┌─ Document text
Matthew Caldwell

No. 2 – Los Angeles Rams
- Position: Quarterback
- Roster status: Injured reserve

Personal information
- Born: May 23, 2003 (age 23) Auburn, Alabama, U.S.
- Listed height: 6 ft 3 in (1.91 m)
- Listed weight: 213 lb (97 kg)

Career information
- High school: Auburn (Auburn, Alabama)
- College: Jacksonville State (2021); Gardner–Webb (2022–2023); Troy (2024); Texas (2025);
- NFL draft: 2026: undrafted

Career history
- Los Angeles Rams (2026–present);
- Stats at Pro Football Reference

= Matthew Caldwell (American football) =

American football player (born 2003)

Matthew Caldwell (born May 23, 2003) is an American professional football quarterback for the Los Angeles Rams of the National Football League (NFL). He played college football for the Texas Longhorns, Troy Trojans, Jacksonville State Gamecocks, and Gardner–Webb Runnin' Bulldogs.

==Early life==
Caldwell attended Auburn High School located in Auburn, Alabama. Coming out of high school, committed to play college football for the Jacksonville State Gamecocks.

==College career==
=== Jacksonville State ===
During his first collegiate season in 2021, Caldwell played in three games, completing 14 of his 30 pass attempts for 136 yards, while also rushing for 27 yards and a touchdown. After the conclusion of the 2021 season, he decided to enter his name into the NCAA transfer portal.

=== Gardner–Webb ===
Caldwell transferred to play for the Gardner–Webb Runnin' Bulldogs. During his two seasons at Gardner–Webb from 2022 through 2023, he completed 114 of his 183 passes for 1,083 yards and six touchdowns. After the conclusion of the 2023 season, Caldwell decided to once again enter his name into the NCAA transfer portal.

=== Troy ===
Caldwell transferred to play for the Troy Trojans. In week twelve of the 2024 season, he completed 26 of 32 passes for 288 yards, while totaling four touchdowns, in a victory versus Georgia Southern. Caldwell finished the 2024 season, appearing in ten games, completing 63.2 percent of his passes for 1,608 yards, 13 touchdowns and eight interceptions, while also adding five scores on the ground. After the conclusion of the 2024 season, he decided to enter his name into the NCAA transfer portal for the third time.
└─
### What you should do
Extend the Matthew Caldwell article above, beginning right after the sentence ending "into the NCAA transfer portal for the third time."
┌─ Stored data
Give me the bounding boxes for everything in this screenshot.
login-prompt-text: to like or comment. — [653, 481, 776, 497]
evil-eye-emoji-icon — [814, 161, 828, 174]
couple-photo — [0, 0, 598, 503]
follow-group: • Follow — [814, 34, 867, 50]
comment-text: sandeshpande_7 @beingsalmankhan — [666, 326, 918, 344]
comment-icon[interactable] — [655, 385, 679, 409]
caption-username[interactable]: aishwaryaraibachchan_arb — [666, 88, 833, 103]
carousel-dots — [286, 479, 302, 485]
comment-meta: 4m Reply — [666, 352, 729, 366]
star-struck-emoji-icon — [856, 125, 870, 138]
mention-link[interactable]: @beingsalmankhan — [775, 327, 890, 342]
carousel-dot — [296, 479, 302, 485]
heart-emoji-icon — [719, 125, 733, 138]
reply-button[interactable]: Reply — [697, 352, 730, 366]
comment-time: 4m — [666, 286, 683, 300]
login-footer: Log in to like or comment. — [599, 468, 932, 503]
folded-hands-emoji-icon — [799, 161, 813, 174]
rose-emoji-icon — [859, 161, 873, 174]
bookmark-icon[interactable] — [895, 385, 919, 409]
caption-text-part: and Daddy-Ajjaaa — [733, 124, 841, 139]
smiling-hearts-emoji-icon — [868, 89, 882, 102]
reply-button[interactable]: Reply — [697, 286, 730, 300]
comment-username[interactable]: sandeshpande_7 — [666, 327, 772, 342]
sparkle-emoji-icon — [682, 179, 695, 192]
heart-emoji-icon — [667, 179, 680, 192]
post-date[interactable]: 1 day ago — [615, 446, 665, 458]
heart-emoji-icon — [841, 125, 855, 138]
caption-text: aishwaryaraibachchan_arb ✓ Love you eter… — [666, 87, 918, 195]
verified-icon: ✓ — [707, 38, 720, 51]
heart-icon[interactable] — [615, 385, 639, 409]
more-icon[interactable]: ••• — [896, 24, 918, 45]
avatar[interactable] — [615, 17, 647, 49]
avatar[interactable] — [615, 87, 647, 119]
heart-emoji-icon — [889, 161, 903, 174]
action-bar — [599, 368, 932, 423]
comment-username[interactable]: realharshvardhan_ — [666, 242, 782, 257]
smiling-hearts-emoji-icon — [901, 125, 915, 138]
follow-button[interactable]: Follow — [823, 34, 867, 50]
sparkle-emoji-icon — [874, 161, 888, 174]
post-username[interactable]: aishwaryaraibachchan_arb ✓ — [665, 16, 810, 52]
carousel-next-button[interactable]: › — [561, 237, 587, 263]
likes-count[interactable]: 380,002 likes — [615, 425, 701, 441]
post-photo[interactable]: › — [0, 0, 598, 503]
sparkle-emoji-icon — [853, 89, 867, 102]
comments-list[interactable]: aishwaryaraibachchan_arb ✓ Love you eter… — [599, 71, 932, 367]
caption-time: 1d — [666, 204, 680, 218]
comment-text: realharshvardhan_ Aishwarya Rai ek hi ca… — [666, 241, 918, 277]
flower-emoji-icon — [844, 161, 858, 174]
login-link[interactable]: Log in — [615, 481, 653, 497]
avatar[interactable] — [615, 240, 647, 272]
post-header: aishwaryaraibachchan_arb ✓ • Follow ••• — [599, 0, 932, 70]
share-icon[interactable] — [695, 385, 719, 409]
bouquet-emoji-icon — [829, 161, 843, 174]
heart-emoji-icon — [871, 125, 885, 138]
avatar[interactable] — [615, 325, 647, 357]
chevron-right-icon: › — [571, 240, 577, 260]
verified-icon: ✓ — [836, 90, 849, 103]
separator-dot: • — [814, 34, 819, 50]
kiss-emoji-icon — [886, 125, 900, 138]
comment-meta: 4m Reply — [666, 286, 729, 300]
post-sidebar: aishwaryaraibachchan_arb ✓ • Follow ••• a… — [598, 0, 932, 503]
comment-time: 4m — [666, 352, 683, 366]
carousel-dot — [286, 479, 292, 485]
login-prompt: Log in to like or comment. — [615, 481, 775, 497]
└─
### Exercise output
=== Texas ===
Caldwell transferred to play for the Texas Longhorns. In Week 9 of the 2025 season, he threw a 10-yard game-winning touchdown to Emmett Mosley in the overtime win over Mississippi State.

===Statistics===

Season: Team; Games; Passing; Rushing
GP: GS; Record; Cmp; Att; Pct; Yds; Y/A; TD; Int; Rtg; Att; Yds; Avg; TD
2021: Jacksonville State; 3; 1; 1–0; 14; 30; 47.0; 136; 4.5; 0; 1; 78.1; 5; 27; 5.4; 1
2022: Gardner-Webb; 6; 1; 0–1; 33; 55; 60.0; 374; 6.8; 1; 3; 112.2; 13; 15; 1.2; 2
2023: Gardner-Webb; 5; 5; 2–3; 81; 128; 63.3; 709; 5.2; 5; 3; 118.0; 24; 84; 3.5; 1
2024: Troy; 10; 6; 3–3; 149; 223; 63.2; 1,608; 7.2; 13; 8; 7.2; 48; 47; 1.0; 5
2025: Texas; 7; 0; —; 8; 11; 72.7; 85; 7.7; 1; 0; 167.6; 2; 64; 32.0; 0
FCS career: 14; 7; 3–4; 148; 262; 56.5; 1,438; 5.5; 8; 7; 107.3; 42; 126; 3.0; 4
FBS career: 17; 6; 3–3; 149; 234; 63.7; 1,693; 7.2; 14; 8; 137.4; 50; 111; 2.2; 5

==Professional career==

Caldwell signed with the Los Angeles Rams as an undrafted free agent on April 28, 2026, on a three-year contract worth $3.1 million. He was placed on injured reserve on August 29.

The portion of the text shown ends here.